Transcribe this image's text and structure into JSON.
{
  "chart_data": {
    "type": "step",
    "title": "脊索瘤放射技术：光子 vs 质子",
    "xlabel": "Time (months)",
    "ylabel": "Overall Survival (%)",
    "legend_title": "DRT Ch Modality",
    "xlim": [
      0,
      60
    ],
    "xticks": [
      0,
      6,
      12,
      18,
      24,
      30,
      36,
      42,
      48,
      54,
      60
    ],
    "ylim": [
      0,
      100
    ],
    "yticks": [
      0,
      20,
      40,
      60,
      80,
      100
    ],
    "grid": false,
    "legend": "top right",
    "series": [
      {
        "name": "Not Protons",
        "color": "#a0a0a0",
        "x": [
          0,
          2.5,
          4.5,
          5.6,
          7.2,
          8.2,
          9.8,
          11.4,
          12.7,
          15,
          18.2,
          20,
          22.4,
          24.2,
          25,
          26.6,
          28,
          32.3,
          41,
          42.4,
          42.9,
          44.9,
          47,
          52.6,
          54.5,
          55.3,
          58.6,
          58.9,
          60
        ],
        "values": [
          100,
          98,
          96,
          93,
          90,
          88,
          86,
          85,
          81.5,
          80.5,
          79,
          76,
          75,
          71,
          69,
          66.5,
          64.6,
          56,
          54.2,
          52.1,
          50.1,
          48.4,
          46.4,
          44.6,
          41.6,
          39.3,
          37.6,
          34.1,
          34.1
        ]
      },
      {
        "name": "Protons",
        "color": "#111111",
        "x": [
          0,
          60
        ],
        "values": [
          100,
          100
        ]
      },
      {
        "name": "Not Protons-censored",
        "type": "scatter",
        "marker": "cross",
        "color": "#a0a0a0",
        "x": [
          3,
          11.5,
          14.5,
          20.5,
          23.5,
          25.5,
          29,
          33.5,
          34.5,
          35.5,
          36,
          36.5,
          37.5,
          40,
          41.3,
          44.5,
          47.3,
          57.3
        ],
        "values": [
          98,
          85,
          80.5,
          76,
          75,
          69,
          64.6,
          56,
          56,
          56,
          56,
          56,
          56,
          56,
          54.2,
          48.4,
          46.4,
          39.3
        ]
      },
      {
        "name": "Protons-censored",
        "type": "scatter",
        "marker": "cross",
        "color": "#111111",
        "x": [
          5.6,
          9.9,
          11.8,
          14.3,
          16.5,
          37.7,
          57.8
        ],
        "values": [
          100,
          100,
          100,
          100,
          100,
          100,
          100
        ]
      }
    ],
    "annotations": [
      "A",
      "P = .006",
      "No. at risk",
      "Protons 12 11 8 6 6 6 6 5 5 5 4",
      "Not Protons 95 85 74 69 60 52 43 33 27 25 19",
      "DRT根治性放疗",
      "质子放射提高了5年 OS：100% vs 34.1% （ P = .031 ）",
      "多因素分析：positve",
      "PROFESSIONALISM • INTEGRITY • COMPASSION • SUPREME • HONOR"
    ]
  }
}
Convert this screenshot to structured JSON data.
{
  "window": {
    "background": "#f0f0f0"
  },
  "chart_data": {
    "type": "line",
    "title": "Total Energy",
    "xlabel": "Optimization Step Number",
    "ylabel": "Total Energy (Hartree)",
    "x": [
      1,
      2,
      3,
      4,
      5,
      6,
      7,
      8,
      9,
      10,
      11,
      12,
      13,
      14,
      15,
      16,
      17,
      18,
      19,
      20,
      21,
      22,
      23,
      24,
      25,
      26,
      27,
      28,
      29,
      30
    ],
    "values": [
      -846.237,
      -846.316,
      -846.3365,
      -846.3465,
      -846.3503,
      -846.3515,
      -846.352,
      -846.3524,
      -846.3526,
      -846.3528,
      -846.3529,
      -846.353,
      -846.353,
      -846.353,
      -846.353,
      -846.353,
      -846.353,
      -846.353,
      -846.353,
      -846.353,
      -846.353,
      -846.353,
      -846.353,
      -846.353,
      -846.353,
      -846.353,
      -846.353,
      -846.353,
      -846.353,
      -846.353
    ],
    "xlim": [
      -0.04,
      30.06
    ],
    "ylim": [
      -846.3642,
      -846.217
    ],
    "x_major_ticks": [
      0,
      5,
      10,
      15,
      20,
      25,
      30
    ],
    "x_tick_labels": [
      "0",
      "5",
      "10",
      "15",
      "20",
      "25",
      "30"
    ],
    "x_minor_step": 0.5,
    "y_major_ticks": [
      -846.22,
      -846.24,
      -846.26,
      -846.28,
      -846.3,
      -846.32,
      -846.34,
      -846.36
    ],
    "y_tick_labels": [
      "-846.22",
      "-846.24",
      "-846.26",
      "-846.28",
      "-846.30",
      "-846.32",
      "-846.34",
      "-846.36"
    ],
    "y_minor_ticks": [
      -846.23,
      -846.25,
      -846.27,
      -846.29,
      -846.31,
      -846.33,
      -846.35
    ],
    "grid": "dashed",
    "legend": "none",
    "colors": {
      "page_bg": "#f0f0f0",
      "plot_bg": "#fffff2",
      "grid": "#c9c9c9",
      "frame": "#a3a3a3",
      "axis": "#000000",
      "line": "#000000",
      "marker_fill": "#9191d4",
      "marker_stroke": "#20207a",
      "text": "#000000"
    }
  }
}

◆ **Description of the task**
Look through the entries above; copy each line where the string "Energy" appears.

◆ **Output of the exercise**
    "title": "Total Energy",
    "ylabel": "Total Energy (Hartree)",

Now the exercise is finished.